▶ [EXTRACTED MATERIAL]
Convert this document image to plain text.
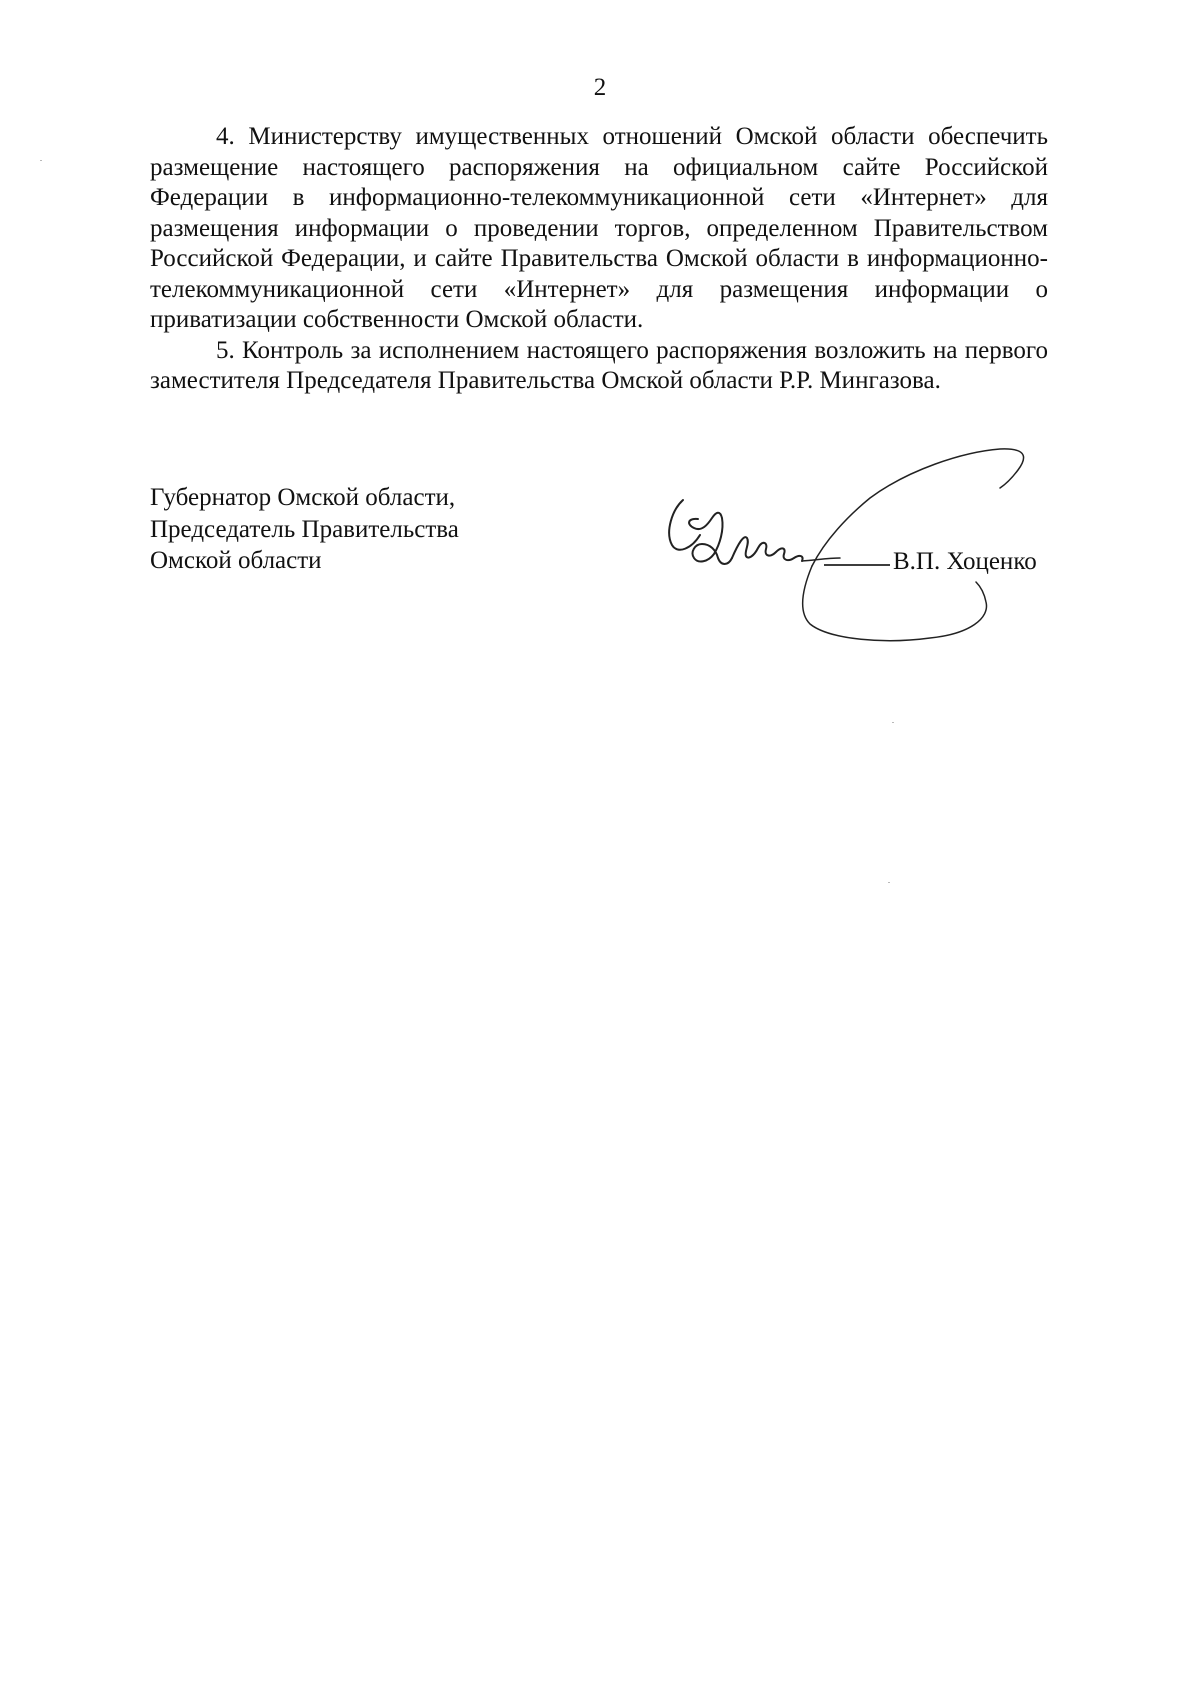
2

4. Министерству имущественных отношений Омской области обеспечить размещение настоящего распоряжения на официальном сайте Российской Федерации в информационно-телекоммуникационной сети «Интернет» для размещения информации о проведении торгов, определенном Правительством Российской Федерации, и сайте Правительства Омской области в информационно-телекоммуникационной сети «Интернет» для размещения информации о приватизации собственности Омской области.

5. Контроль за исполнением настоящего распоряжения возложить на первого заместителя Председателя Правительства Омской области Р.Р. Мингазова.

Губернатор Омской области,
Председатель Правительства
Омской области	В.П. Хоценко
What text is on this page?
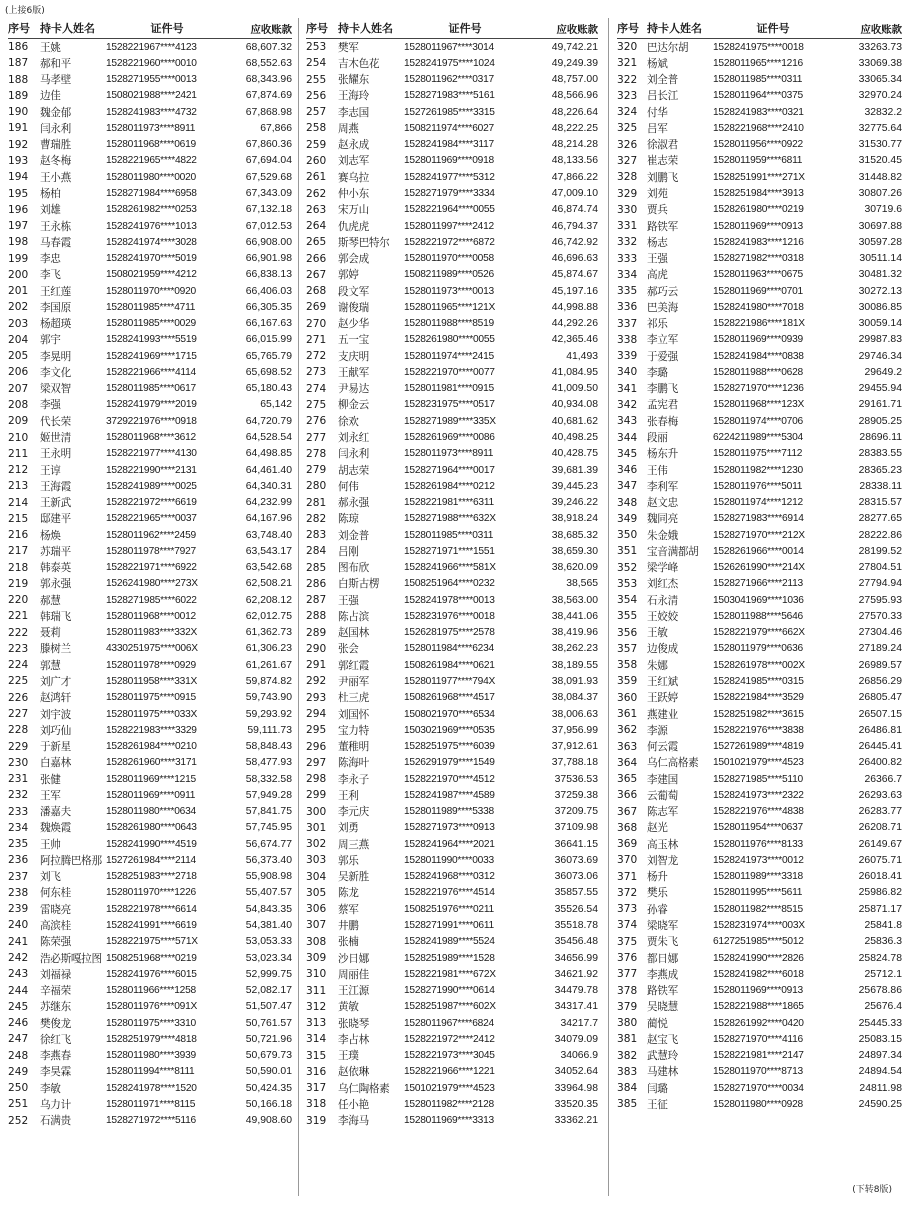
(上接6版)
序号 持卡人姓名	证件号	应收账款
186	王姚	1528221967****4123	68,607.32
187	郝和平	1528221960****0010	68,552.63
188	马孝壁	1528271955****0013	68,343.96
189	边佳	1508021988****2421	67,874.69
190	魏金郁	1528241983****4732	67,868.98
191	闫永利	1528011973****8911	67,866
192	曹瑞胜	1528011968****0619	67,860.36
193	赵冬梅	1528221965****4822	67,694.04
194	王小燕	1528011980****0020	67,529.68
195	杨柏	1528271984****6958	67,343.09
196	刘雄	1528261982****0253	67,132.18
197	王永栋	1528241976****1013	67,012.53
198	马春霞	1528241974****3028	66,908.00
199	李忠	1528241970****5019	66,901.98
200	李飞	1508021959****4212	66,838.13
201	王红莲	1528011970****0920	66,406.03
202	李国原	1528011985****4711	66,305.35
203	杨超瑛	1528011985****0029	66,167.63
204	郭宇	1528241993****5519	66,015.99
205	李晃明	1528241969****1715	65,765.79
206	李文化	1528221966****4114	65,698.52
207	梁双智	1528011985****0617	65,180.43
208	李强	1528241979****2019	65,142
209	代长荣	3729221976****0918	64,720.79
210	姬世清	1528011968****3612	64,528.54
211	王永明	1528221977****4130	64,498.85
212	王谆	1528221990****2131	64,461.40
213	王海霞	1528241989****0025	64,340.31
214	王新武	1528221972****6619	64,232.99
215	邸建平	1528221965****0037	64,167.96
216	杨焕	1528011962****2459	63,748.40
217	苏瑞平	1528011978****7927	63,543.17
218	韩泰英	1528221971****6922	63,542.68
219	郭永强	1526241980****273X	62,508.21
220	郝慧	1528271985****6022	62,208.12
221	韩瑞飞	1528011968****0012	62,012.75
222	聂莉	1528011983****332X	61,362.73
223	滕树兰	4330251975****006X	61,306.23
224	郭慧	1528011978****0929	61,261.67
225	刘广才	1528011958****331X	59,874.82
226	赵鸿轩	1528011975****0915	59,743.90
227	刘宇波	1528011975****033X	59,293.92
228	刘巧仙	1528221983****3329	59,111.73
229	于新星	1528261984****0210	58,848.43
230	白嘉林	1528261960****3171	58,477.93
231	张健	1528011969****1215	58,332.58
232	王军	1528011969****0911	57,949.28
233	潘嘉夫	1528011980****0634	57,841.75
234	魏焕霞	1528261980****0643	57,745.95
235	王帅	1528241990****4519	56,674.77
236	阿拉腾巴格那 1527261984****2114	56,373.40
237	刘飞	1528251983****2718	55,908.98
238	何东桂	1528011970****1226	55,407.57
239	雷晓亮	1528221978****6614	54,843.35
240	高滨桂	1528241991****6619	54,381.40
241	陈荣强	1528221975****571X	53,053.33
242	浩必斯嘎拉图 1508251968****0219	53,023.34
243	刘福禄	1528241976****6015	52,999.75
244	辛福荣	1528011966****1258	52,082.17
245	苏继东	1528011976****091X	51,507.47
246	樊俊龙	1528011975****3310	50,761.57
247	徐红飞	1528251979****4818	50,721.96
248	李燕春	1528011980****3939	50,679.73
249	李昊霖	1528011994****8111	50,590.01
250	李敏	1528241978****1520	50,424.35
251	乌力计	1528011971****8115	50,166.18
252	石满贵	1528271972****5116	49,908.60
序号 持卡人姓名	证件号	应收账款
253	樊军	1528011967****3014	49,742.21
254	吉木色花	1528241975****1024	49,249.39
255	张耀东	1528011962****0317	48,757.00
256	王海玲	1528271983****5161	48,566.96
257	李志国	1527261985****3315	48,226.64
258	周燕	1508211974****6027	48,222.25
259	赵永成	1528241984****3117	48,214.28
260	刘志军	1528011969****0918	48,133.56
261	赛乌拉	1528241977****5312	47,866.22
262	仲小东	1528271979****3334	47,009.10
263	宋万山	1528221964****0055	46,874.74
264	仇虎虎	1528011997****2412	46,794.37
265	斯琴巴特尔	1528221972****6872	46,742.92
266	郭会成	1528011970****0058	46,696.63
267	郭婷	1508211989****0526	45,874.67
268	段文军	1528011973****0013	45,197.16
269	谢俊瑞	1528011965****121X	44,998.88
270	赵少华	1528011988****8519	44,292.26
271	五一宝	1528261980****0055	42,365.46
272	支庆明	1528011974****2415	41,493
273	王献军	1528221970****0077	41,084.95
274	尹易达	1528011981****0915	41,009.50
275	柳金云	1528231975****0517	40,934.08
276	徐欢	1528271989****335X	40,681.62
277	刘永红	1528261969****0086	40,498.25
278	闫永利	1528011973****8911	40,428.75
279	胡志荣	1528271964****0017	39,681.39
280	何伟	1528261984****0212	39,445.23
281	郝永强	1528221981****6311	39,246.22
282	陈琼	1528271988****632X	38,918.24
283	刘金普	1528011985****0311	38,685.32
284	吕刚	1528271971****1551	38,659.30
285	图布欣	1528241966****581X	38,620.09
286	白斯古楞	1508251964****0232	38,565
287	王强	1528241978****0013	38,563.00
288	陈占滨	1528231976****0018	38,441.06
289	赵国林	1526281975****2578	38,419.96
290	张会	1528011984****6234	38,262.23
291	郭红霞	1508261984****0621	38,189.55
292	尹丽军	1528011977****794X	38,091.93
293	杜三虎	1508261968****4517	38,084.37
294	刘国怀	1508021970****6534	38,006.63
295	宝力特	1503021969****0535	37,956.99
296	董稚明	1528251975****6039	37,912.61
297	陈海叶	1526291979****1549	37,788.18
298	李永子	1528221970****4512	37536.53
299	王利	1528241987****4589	37259.38
300	李元庆	1528011989****5338	37209.75
301	刘勇	1528271973****0913	37109.98
302	周三燕	1528241964****2021	36641.15
303	郭乐	1528011990****0033	36073.69
304	吴新胜	1528241968****0312	36073.06
305	陈龙	1528221976****4514	35857.55
306	蔡军	1508251976****0211	35526.54
307	井鹏	1528271991****0611	35518.78
308	张楠	1528241989****5524	35456.48
309	沙日娜	1528251989****1528	34656.99
310	周丽佳	1528221981****672X	34621.92
311	王江源	1528271990****0614	34479.78
312	黄敏	1528251987****602X	34317.41
313	张晓琴	1528011967****6824	34217.7
314	李占林	1528221972****2412	34079.09
315	王璞	1528221973****3045	34066.9
316	赵依琳	1528221966****1221	34052.64
317	乌仁陶格素	1501021979****4523	33964.98
318	任小艳	1528011982****2128	33520.35
319	李海马	1528011969****3313	33362.21
序号 持卡人姓名	证件号	应收账款
320 巴达尔胡	1528241975****0018	33263.73
321 杨斌	1528011965****1216	33069.38
322 刘全普	1528011985****0311	33065.34
323 吕长江	1528011964****0375	32970.24
324 付华	1528241983****0321	32832.2
325 吕军	1528221968****2410	32775.64
326 徐淑君	1528011956****0922	31530.77
327 崔志荣	1528011959****6811	31520.45
328 刘鹏飞	1528251991****271X	31448.82
329 刘苑	1528251984****3913	30807.26
330 贾兵	1528261980****0219	30719.6
331 路铁军	1528011969****0913	30697.88
332 杨志	1528241983****1216	30597.28
333 王强	1528271982****0318	30511.14
334 高虎	1528011963****0675	30481.32
335 郝巧云	1528011969****0701	30272.13
336 巴美海	1528241980****7018	30086.85
337 祁乐	1528221986****181X	30059.14
338 李立军	1528011969****0939	29987.83
339 于爱强	1528241984****0838	29746.34
340 李璐	1528011988****0628	29649.2
341 李鹏飞	1528271970****1236	29455.94
342 孟宪君	1528011968****123X	29161.71
343 张春梅	1528011974****0706	28905.25
344 段丽	6224211989****5304	28696.11
345 杨东升	1528011975****7112	28383.55
346 王伟	1528011982****1230	28365.23
347 李利军	1528011976****5011	28338.11
348 赵文忠	1528011974****1212	28315.57
349 魏同亮	1528271983****6914	28277.65
350 朱金娥	1528271970****212X	28222.86
351 宝音满都胡	1528261966****0014	28199.52
352 梁学峰	1526261990****214X	27804.51
353 刘红杰	1528271966****2113	27794.94
354 石永清	1503041969****1036	27595.93
355 王姣姣	1528011988****5646	27570.33
356 王敏	1528221979****662X	27304.46
357 边俊成	1528011979****0636	27189.24
358 朱娜	1528261978****002X	26989.57
359 王红斌	1528241985****0315	26856.29
360 王跃婷	1528221984****3529	26805.47
361 燕建业	1528251982****3615	26507.15
362 李源	1528221976****3838	26486.81
363 何云霞	1527261989****4819	26445.41
364 乌仁高格素	1501021979****4523	26400.82
365 李建国	1528271985****5110	26366.7
366 云葡萄	1528241973****2322	26293.63
367 陈志军	1528221976****4838	26283.77
368 赵光	1528011954****0637	26208.71
369 高玉林	1528011976****8133	26149.67
370 刘智龙	1528241973****0012	26075.71
371 杨升	1528011989****3318	26018.41
372 樊乐	1528011995****5611	25986.82
373 孙睿	1528011982****8515	25871.17
374 梁晓军	1528231974****003X	25841.8
375 贾朱飞	6127251985****5012	25836.3
376 都日娜	1528241990****2826	25824.78
377 李燕成	1528241982****6018	25712.1
378 路铁军	1528011969****0913	25678.86
379 吴晓慧	1528221988****1865	25676.4
380 蔺悦	1528261992****0420	25445.33
381 赵宝飞	1528271970****4116	25083.15
382 武慧玲	1528221981****2147	24897.34
383 马建林	1528011970****8713	24894.54
384 闫璐	1528271970****0034	24811.98
385 王征	1528011980****0928	24590.25
(下转8版)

▶ [WHAT TO WORK ON] Only the number is wanted: how many lines in the preceding entries hold the string "Правительства"?

▶ [ANSWER TO THE EXERCISE] 3